■ EXERCISE AIM ■
With pictures left out, retype exactly the lines from the one containing "What data populates" through the final line of the entries.

BEGIN EXERCISE INPUT

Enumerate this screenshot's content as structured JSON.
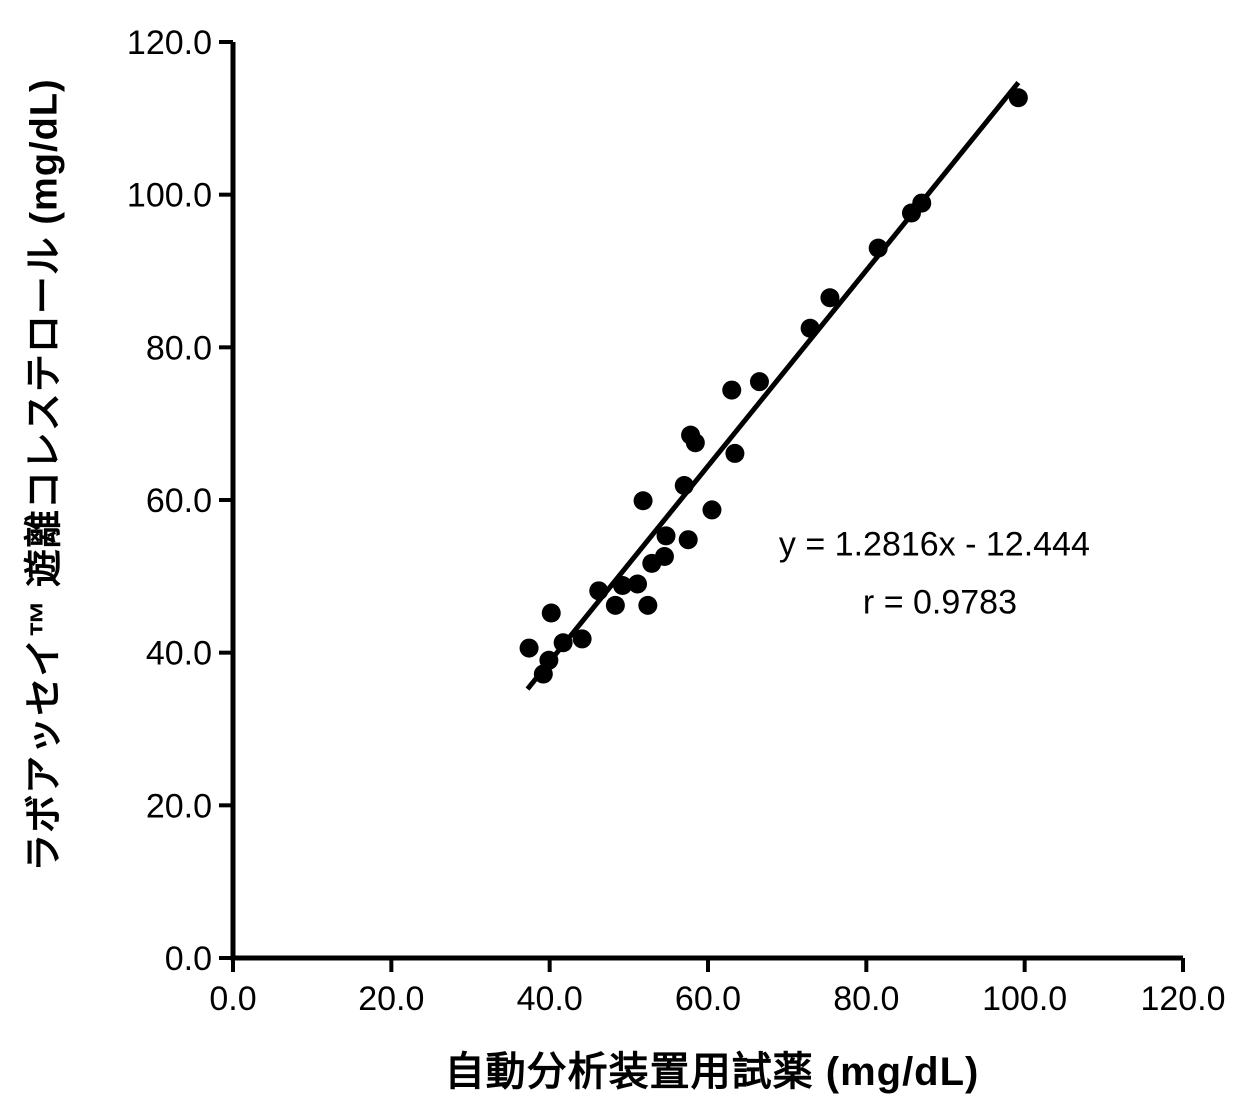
{
  "chart_data": {
    "type": "scatter",
    "title": "",
    "xlabel": "自動分析装置用試薬 (mg/dL)",
    "ylabel": "ラボアッセイ™ 遊離コレステロール (mg/dL)",
    "xlim": [
      0,
      120
    ],
    "ylim": [
      0,
      120
    ],
    "xticks": [
      0,
      20,
      40,
      60,
      80,
      100,
      120
    ],
    "yticks": [
      0,
      20,
      40,
      60,
      80,
      100,
      120
    ],
    "tick_decimals": 1,
    "grid": false,
    "legend_position": "none",
    "marker_color": "#000000",
    "trendline_color": "#000000",
    "axis_color": "#000000",
    "points": [
      [
        37.4,
        40.6
      ],
      [
        39.2,
        37.2
      ],
      [
        39.9,
        39.0
      ],
      [
        40.2,
        45.2
      ],
      [
        41.7,
        41.3
      ],
      [
        44.1,
        41.8
      ],
      [
        46.2,
        48.1
      ],
      [
        48.3,
        46.2
      ],
      [
        49.2,
        48.8
      ],
      [
        51.1,
        49.0
      ],
      [
        51.8,
        59.9
      ],
      [
        52.4,
        46.2
      ],
      [
        52.9,
        51.7
      ],
      [
        54.5,
        52.6
      ],
      [
        54.7,
        55.3
      ],
      [
        57.0,
        61.9
      ],
      [
        57.5,
        54.8
      ],
      [
        57.8,
        68.5
      ],
      [
        58.4,
        67.5
      ],
      [
        60.5,
        58.7
      ],
      [
        63.0,
        74.4
      ],
      [
        63.4,
        66.1
      ],
      [
        66.5,
        75.5
      ],
      [
        72.9,
        82.5
      ],
      [
        75.4,
        86.5
      ],
      [
        81.5,
        93.0
      ],
      [
        85.7,
        97.6
      ],
      [
        87.0,
        98.9
      ],
      [
        99.2,
        112.7
      ]
    ],
    "trendline": {
      "slope": 1.2816,
      "intercept": -12.444,
      "x_start": 37.2,
      "x_end": 99.2
    },
    "r_value": 0.9783,
    "annotations": [
      {
        "text": "y = 1.2816x - 12.444",
        "x": 88.6,
        "y": 54.1
      },
      {
        "text": "r = 0.9783",
        "x": 89.3,
        "y": 46.5
      }
    ]
  }
}
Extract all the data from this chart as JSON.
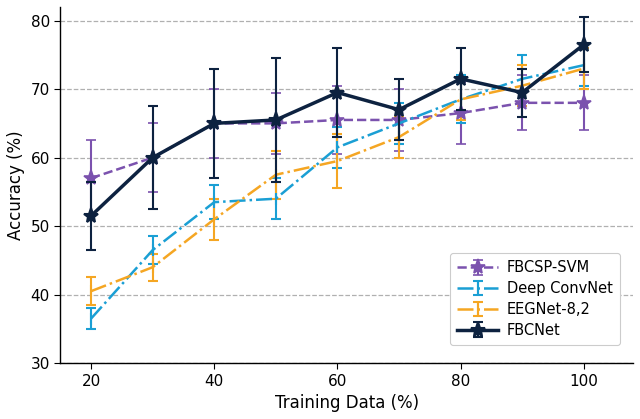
{
  "x": [
    20,
    30,
    40,
    50,
    60,
    70,
    80,
    90,
    100
  ],
  "fbcsp_mean": [
    57.0,
    60.0,
    65.0,
    65.0,
    65.5,
    65.5,
    66.5,
    68.0,
    68.0
  ],
  "fbcsp_err": [
    5.5,
    5.0,
    5.0,
    4.5,
    5.0,
    4.5,
    4.5,
    4.0,
    4.0
  ],
  "deep_mean": [
    36.5,
    46.5,
    53.5,
    54.0,
    61.5,
    65.0,
    68.5,
    71.5,
    73.5
  ],
  "deep_err": [
    1.5,
    2.0,
    2.5,
    3.0,
    3.0,
    3.0,
    3.5,
    3.5,
    3.0
  ],
  "eegnet_mean": [
    40.5,
    44.0,
    51.0,
    57.5,
    59.5,
    63.0,
    68.5,
    70.5,
    73.0
  ],
  "eegnet_err": [
    2.0,
    2.0,
    3.0,
    3.5,
    4.0,
    3.0,
    3.0,
    3.0,
    3.0
  ],
  "fbcnet_mean": [
    51.5,
    60.0,
    65.0,
    65.5,
    69.5,
    67.0,
    71.5,
    69.5,
    76.5
  ],
  "fbcnet_err": [
    5.0,
    7.5,
    8.0,
    9.0,
    6.5,
    4.5,
    4.5,
    3.5,
    4.0
  ],
  "fbcsp_color": "#7b52ae",
  "deep_color": "#1a9fd4",
  "eegnet_color": "#f5a623",
  "fbcnet_color": "#0d2240",
  "xlabel": "Training Data (%)",
  "ylabel": "Accuracy (%)",
  "ylim": [
    30,
    82
  ],
  "xlim": [
    15,
    108
  ],
  "yticks": [
    30,
    40,
    50,
    60,
    70,
    80
  ],
  "xticks": [
    20,
    40,
    60,
    80,
    100
  ],
  "legend_labels": [
    "FBCSP-SVM",
    "Deep ConvNet",
    "EEGNet-8,2",
    "FBCNet"
  ],
  "figsize": [
    6.4,
    4.19
  ],
  "dpi": 100
}
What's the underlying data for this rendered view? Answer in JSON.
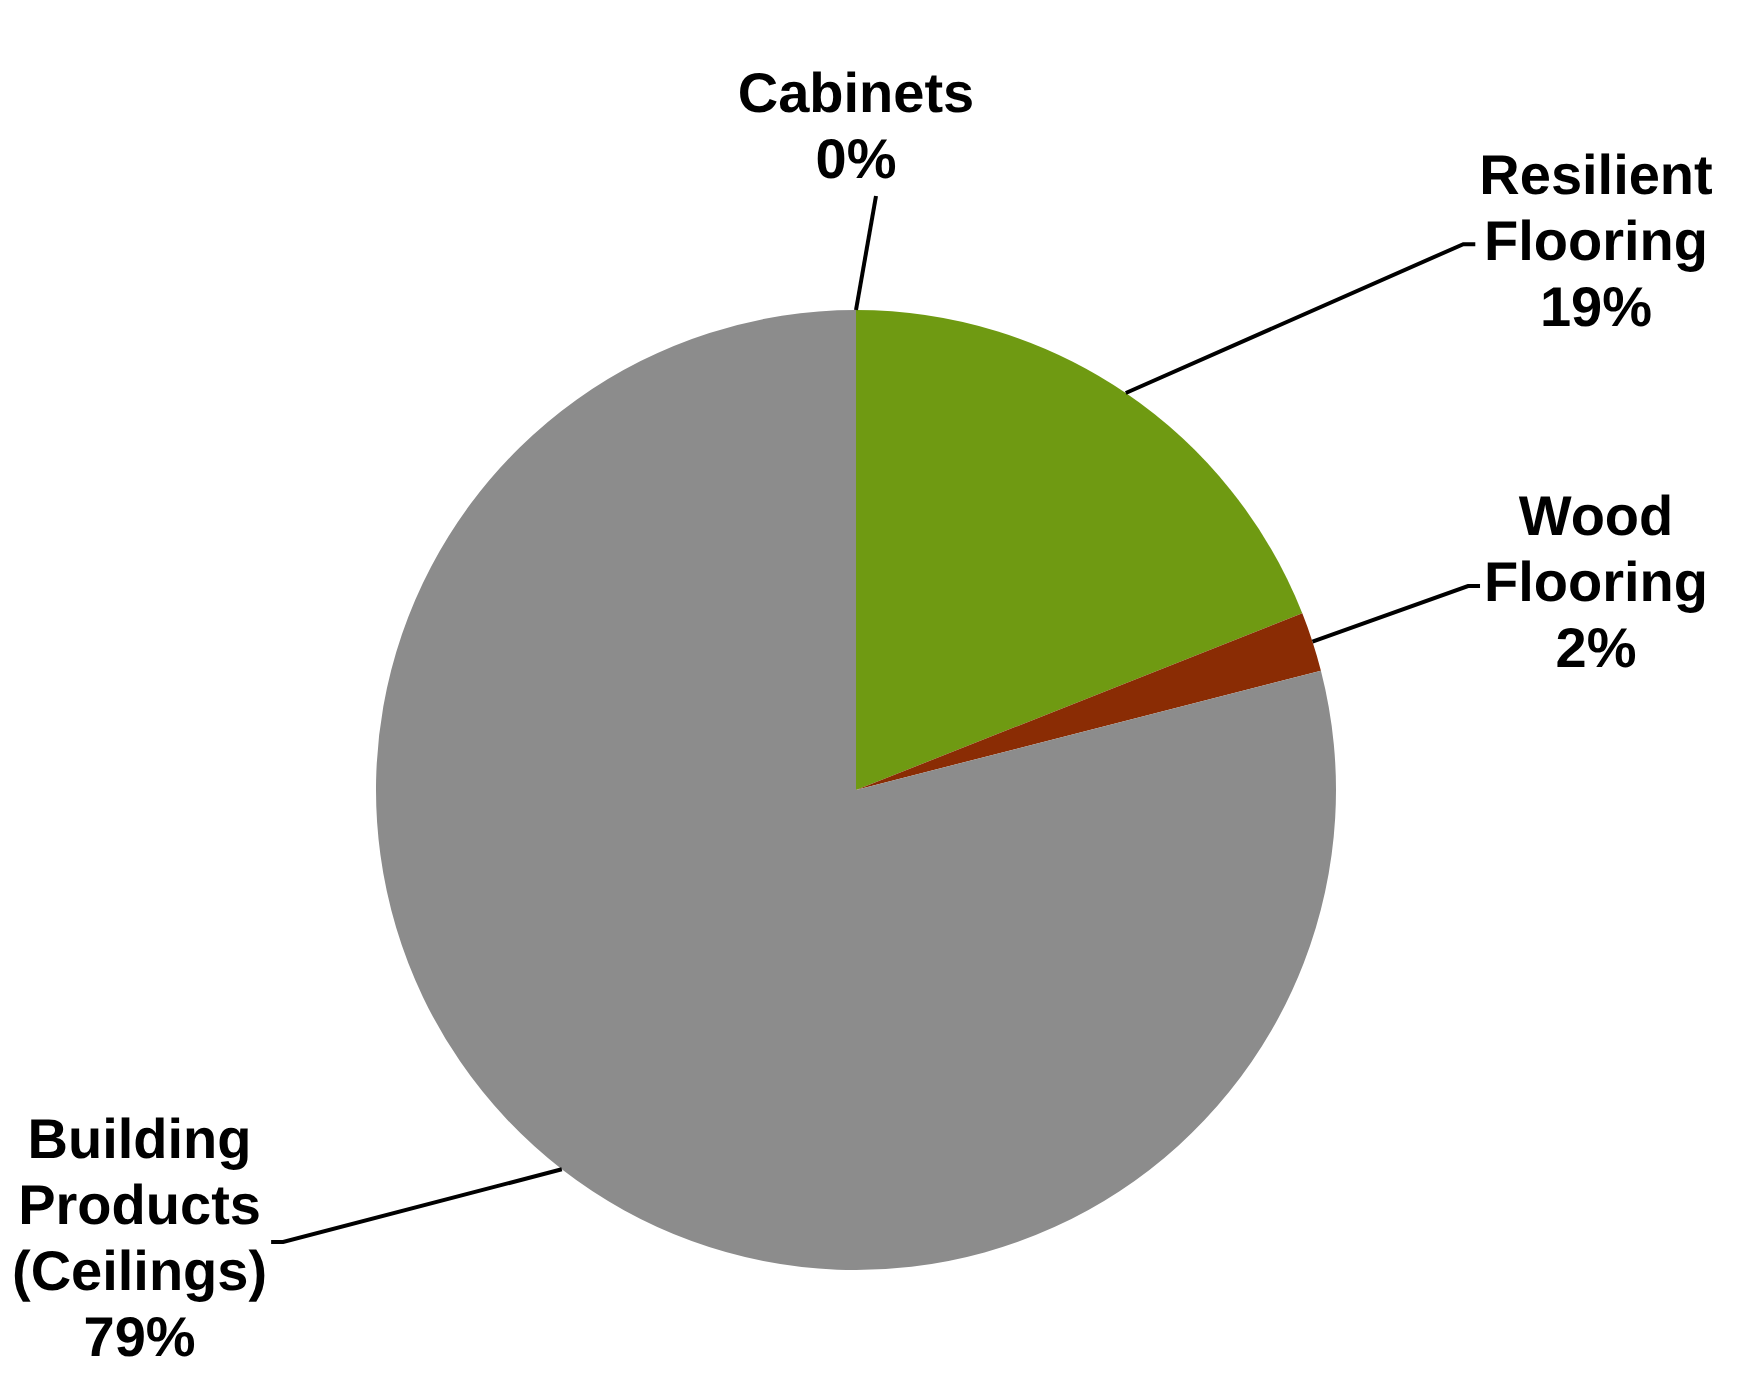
{
  "chart_data": {
    "type": "pie",
    "categories": [
      "Cabinets",
      "Resilient Flooring",
      "Wood Flooring",
      "Building Products (Ceilings)"
    ],
    "values": [
      0,
      19,
      2,
      79
    ],
    "value_labels": [
      "0%",
      "19%",
      "2%",
      "79%"
    ],
    "colors": [
      "#3a3a3a",
      "#6f9a12",
      "#8a2c04",
      "#8c8c8c"
    ],
    "legend": false
  }
}
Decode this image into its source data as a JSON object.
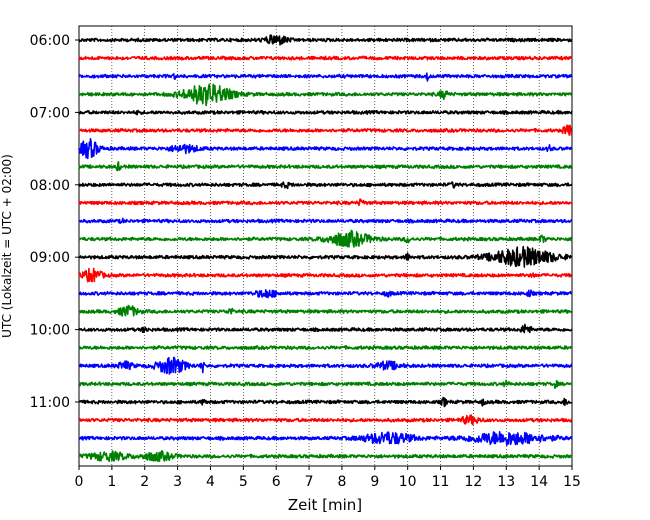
{
  "chart_data": {
    "type": "line",
    "subtype": "helicorder",
    "title": "",
    "xlabel": "Zeit  [min]",
    "ylabel": "UTC (Lokalzeit = UTC + 02:00)",
    "xlim": [
      0,
      15
    ],
    "x_ticks": [
      "0",
      "1",
      "2",
      "3",
      "4",
      "5",
      "6",
      "7",
      "8",
      "9",
      "10",
      "11",
      "12",
      "13",
      "14",
      "15"
    ],
    "y_ticks": [
      "06:00",
      "07:00",
      "08:00",
      "09:00",
      "10:00",
      "11:00"
    ],
    "y_tick_rows": [
      0,
      4,
      8,
      12,
      16,
      20
    ],
    "grid": "vertical dotted at each minute",
    "colors": [
      "#000000",
      "#ff0000",
      "#0000ff",
      "#008000"
    ],
    "rows": [
      {
        "index": 0,
        "color": "#000000",
        "events": [
          {
            "t": 6.0,
            "amp": 0.45,
            "dur": 0.7
          }
        ]
      },
      {
        "index": 1,
        "color": "#ff0000",
        "events": []
      },
      {
        "index": 2,
        "color": "#0000ff",
        "events": [
          {
            "t": 2.9,
            "amp": 0.2,
            "dur": 0.1
          },
          {
            "t": 10.6,
            "amp": 0.4,
            "dur": 0.08
          }
        ]
      },
      {
        "index": 3,
        "color": "#008000",
        "events": [
          {
            "t": 3.9,
            "amp": 1.0,
            "dur": 1.5
          },
          {
            "t": 11.1,
            "amp": 0.35,
            "dur": 0.3
          }
        ]
      },
      {
        "index": 4,
        "color": "#000000",
        "events": [
          {
            "t": 1.8,
            "amp": 0.25,
            "dur": 0.1
          }
        ]
      },
      {
        "index": 5,
        "color": "#ff0000",
        "events": [
          {
            "t": 14.9,
            "amp": 0.6,
            "dur": 0.3
          }
        ]
      },
      {
        "index": 6,
        "color": "#0000ff",
        "events": [
          {
            "t": 0.3,
            "amp": 0.9,
            "dur": 0.6
          },
          {
            "t": 3.2,
            "amp": 0.35,
            "dur": 0.9
          },
          {
            "t": 14.3,
            "amp": 0.4,
            "dur": 0.1
          }
        ]
      },
      {
        "index": 7,
        "color": "#008000",
        "events": [
          {
            "t": 1.2,
            "amp": 0.35,
            "dur": 0.15
          }
        ]
      },
      {
        "index": 8,
        "color": "#000000",
        "events": [
          {
            "t": 6.3,
            "amp": 0.2,
            "dur": 0.3
          },
          {
            "t": 11.4,
            "amp": 0.2,
            "dur": 0.2
          }
        ]
      },
      {
        "index": 9,
        "color": "#ff0000",
        "events": [
          {
            "t": 8.6,
            "amp": 0.3,
            "dur": 0.2
          }
        ]
      },
      {
        "index": 10,
        "color": "#0000ff",
        "events": [
          {
            "t": 1.3,
            "amp": 0.2,
            "dur": 0.1
          }
        ]
      },
      {
        "index": 11,
        "color": "#008000",
        "events": [
          {
            "t": 8.2,
            "amp": 0.7,
            "dur": 1.4
          },
          {
            "t": 10.0,
            "amp": 0.3,
            "dur": 0.2
          },
          {
            "t": 14.1,
            "amp": 0.3,
            "dur": 0.2
          }
        ]
      },
      {
        "index": 12,
        "color": "#000000",
        "events": [
          {
            "t": 13.5,
            "amp": 0.9,
            "dur": 2.0
          },
          {
            "t": 10.0,
            "amp": 0.3,
            "dur": 0.15
          }
        ]
      },
      {
        "index": 13,
        "color": "#ff0000",
        "events": [
          {
            "t": 0.4,
            "amp": 0.6,
            "dur": 0.6
          },
          {
            "t": 13.8,
            "amp": 0.3,
            "dur": 0.1
          }
        ]
      },
      {
        "index": 14,
        "color": "#0000ff",
        "events": [
          {
            "t": 5.7,
            "amp": 0.35,
            "dur": 0.7
          },
          {
            "t": 9.4,
            "amp": 0.25,
            "dur": 0.2
          },
          {
            "t": 13.7,
            "amp": 0.25,
            "dur": 0.2
          }
        ]
      },
      {
        "index": 15,
        "color": "#008000",
        "events": [
          {
            "t": 1.5,
            "amp": 0.5,
            "dur": 0.6
          },
          {
            "t": 4.6,
            "amp": 0.25,
            "dur": 0.2
          }
        ]
      },
      {
        "index": 16,
        "color": "#000000",
        "events": [
          {
            "t": 2.0,
            "amp": 0.3,
            "dur": 0.15
          },
          {
            "t": 13.6,
            "amp": 0.45,
            "dur": 0.3
          }
        ]
      },
      {
        "index": 17,
        "color": "#008000",
        "events": []
      },
      {
        "index": 18,
        "color": "#0000ff",
        "events": [
          {
            "t": 1.4,
            "amp": 0.35,
            "dur": 0.5
          },
          {
            "t": 2.8,
            "amp": 0.8,
            "dur": 0.9
          },
          {
            "t": 3.75,
            "amp": 1.0,
            "dur": 0.08
          },
          {
            "t": 9.4,
            "amp": 0.35,
            "dur": 0.8
          }
        ]
      },
      {
        "index": 19,
        "color": "#008000",
        "events": [
          {
            "t": 13.0,
            "amp": 0.2,
            "dur": 0.2
          },
          {
            "t": 14.5,
            "amp": 0.4,
            "dur": 0.1
          }
        ]
      },
      {
        "index": 20,
        "color": "#000000",
        "events": [
          {
            "t": 3.8,
            "amp": 0.25,
            "dur": 0.15
          },
          {
            "t": 11.1,
            "amp": 0.4,
            "dur": 0.15
          },
          {
            "t": 12.3,
            "amp": 0.4,
            "dur": 0.1
          },
          {
            "t": 14.8,
            "amp": 0.3,
            "dur": 0.15
          }
        ]
      },
      {
        "index": 21,
        "color": "#ff0000",
        "events": [
          {
            "t": 11.9,
            "amp": 0.35,
            "dur": 0.6
          }
        ]
      },
      {
        "index": 22,
        "color": "#0000ff",
        "events": [
          {
            "t": 9.4,
            "amp": 0.55,
            "dur": 1.6
          },
          {
            "t": 13.0,
            "amp": 0.6,
            "dur": 2.5
          }
        ]
      },
      {
        "index": 23,
        "color": "#008000",
        "events": [
          {
            "t": 0.9,
            "amp": 0.4,
            "dur": 1.2
          },
          {
            "t": 2.4,
            "amp": 0.4,
            "dur": 1.0
          }
        ]
      }
    ]
  }
}
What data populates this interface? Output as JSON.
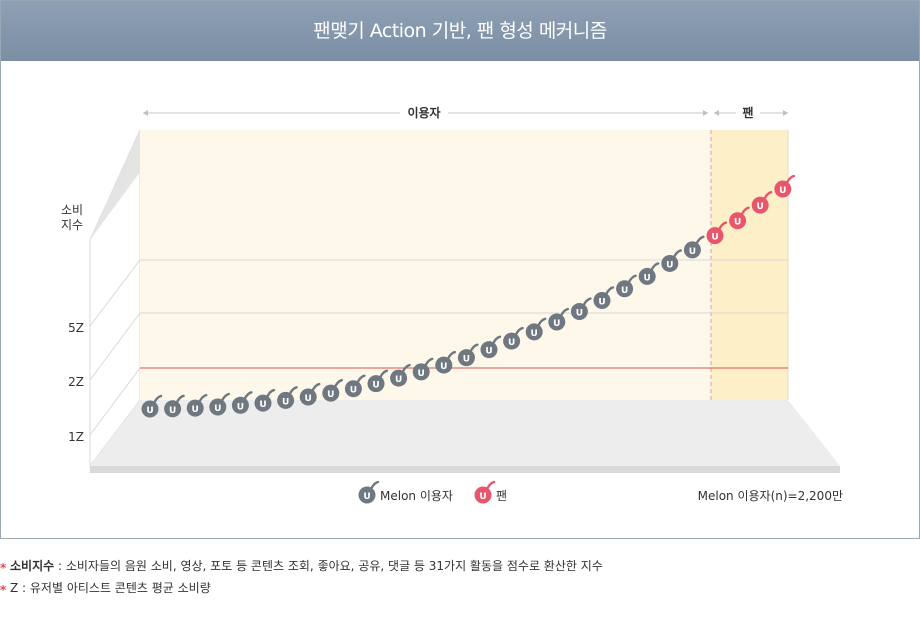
{
  "header": {
    "title": "팬맺기 Action 기반, 팬 형성 메커니즘"
  },
  "chart_data": {
    "type": "scatter",
    "title": "팬맺기 Action 기반, 팬 형성 메커니즘",
    "ylabel": "소비\n지수",
    "y_ticks": [
      "1Z",
      "2Z",
      "5Z"
    ],
    "segments": [
      {
        "label": "이용자",
        "from": 1,
        "to": 25
      },
      {
        "label": "팬",
        "from": 26,
        "to": 29
      }
    ],
    "series": [
      {
        "name": "Melon 이용자",
        "color": "#6f7780",
        "count": 25
      },
      {
        "name": "팬",
        "color": "#e8566b",
        "count": 4
      }
    ],
    "threshold_color": "#d9534f",
    "legend_position": "bottom",
    "sample_note": "Melon 이용자(n)=2,200만",
    "marker_letter": "U"
  },
  "notes": [
    {
      "star": "*",
      "term": "소비지수",
      "text": " : 소비자들의 음원 소비, 영상, 포토 등 콘텐츠 조회, 좋아요, 공유, 댓글 등 31가지 활동을 점수로 환산한 지수"
    },
    {
      "star": "*",
      "term": "",
      "text": "Z : 유저별 아티스트 콘텐츠 평균 소비량"
    }
  ]
}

END EXERCISE INPUT

■ THE ANSWER ■
What data populates this interface? Output as JSON.
{
  "header": {
    "title": "팬맺기 Action 기반, 팬 형성 메커니즘"
  },
  "chart_data": {
    "type": "scatter",
    "title": "팬맺기 Action 기반, 팬 형성 메커니즘",
    "ylabel": "소비\n지수",
    "y_ticks": [
      "1Z",
      "2Z",
      "5Z"
    ],
    "segments": [
      {
        "label": "이용자",
        "from": 1,
        "to": 25
      },
      {
        "label": "팬",
        "from": 26,
        "to": 29
      }
    ],
    "series": [
      {
        "name": "Melon 이용자",
        "color": "#6f7780",
        "count": 25
      },
      {
        "name": "팬",
        "color": "#e8566b",
        "count": 4
      }
    ],
    "threshold_color": "#d9534f",
    "legend_position": "bottom",
    "sample_note": "Melon 이용자(n)=2,200만",
    "marker_letter": "U"
  },
  "notes": [
    {
      "star": "*",
      "term": "소비지수",
      "text": " : 소비자들의 음원 소비, 영상, 포토 등 콘텐츠 조회, 좋아요, 공유, 댓글 등 31가지 활동을 점수로 환산한 지수"
    },
    {
      "star": "*",
      "term": "",
      "text": "Z : 유저별 아티스트 콘텐츠 평균 소비량"
    }
  ]
}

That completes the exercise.